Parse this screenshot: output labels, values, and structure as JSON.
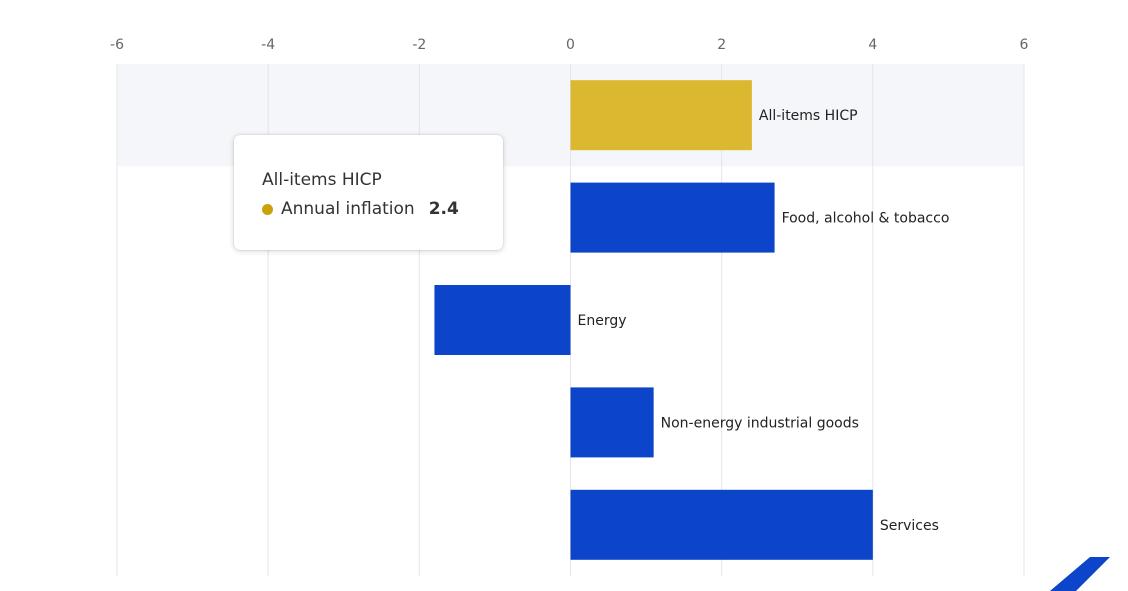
{
  "chart_data": {
    "type": "bar",
    "orientation": "horizontal",
    "categories": [
      "All-items HICP",
      "Food, alcohol & tobacco",
      "Energy",
      "Non-energy industrial goods",
      "Services"
    ],
    "series": [
      {
        "name": "Annual inflation",
        "values": [
          2.4,
          2.7,
          -1.8,
          1.1,
          4.0
        ]
      }
    ],
    "bar_colors": [
      "#dbb830",
      "#0c45c9",
      "#0c45c9",
      "#0c45c9",
      "#0c45c9"
    ],
    "highlighted_index": 0,
    "xlim": [
      -6,
      6
    ],
    "x_ticks": [
      "-6",
      "-4",
      "-2",
      "0",
      "2",
      "4",
      "6"
    ],
    "x_tick_values": [
      -6,
      -4,
      -2,
      0,
      2,
      4,
      6
    ],
    "grid": true,
    "tick_position": "top"
  },
  "tooltip": {
    "title": "All-items HICP",
    "series_name": "Annual inflation",
    "value": "2.4",
    "dot_color": "#c9a20a"
  },
  "colors": {
    "highlight_band": "#f4f6fa",
    "grid": "#e3e5ea",
    "logo": "#0c45c9"
  },
  "logo_icon": "ecb-stripe-icon"
}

» **YOUR INSTRUCTIONS**
Transcribe the whole listing exactly. Pictures stay out of your copy.

» **ANSWER**
Parse this screenshot: output labels, values, and structure as JSON.
{
  "chart_data": {
    "type": "bar",
    "orientation": "horizontal",
    "categories": [
      "All-items HICP",
      "Food, alcohol & tobacco",
      "Energy",
      "Non-energy industrial goods",
      "Services"
    ],
    "series": [
      {
        "name": "Annual inflation",
        "values": [
          2.4,
          2.7,
          -1.8,
          1.1,
          4.0
        ]
      }
    ],
    "bar_colors": [
      "#dbb830",
      "#0c45c9",
      "#0c45c9",
      "#0c45c9",
      "#0c45c9"
    ],
    "highlighted_index": 0,
    "xlim": [
      -6,
      6
    ],
    "x_ticks": [
      "-6",
      "-4",
      "-2",
      "0",
      "2",
      "4",
      "6"
    ],
    "x_tick_values": [
      -6,
      -4,
      -2,
      0,
      2,
      4,
      6
    ],
    "grid": true,
    "tick_position": "top"
  },
  "tooltip": {
    "title": "All-items HICP",
    "series_name": "Annual inflation",
    "value": "2.4",
    "dot_color": "#c9a20a"
  },
  "colors": {
    "highlight_band": "#f4f6fa",
    "grid": "#e3e5ea",
    "logo": "#0c45c9"
  },
  "logo_icon": "ecb-stripe-icon"
}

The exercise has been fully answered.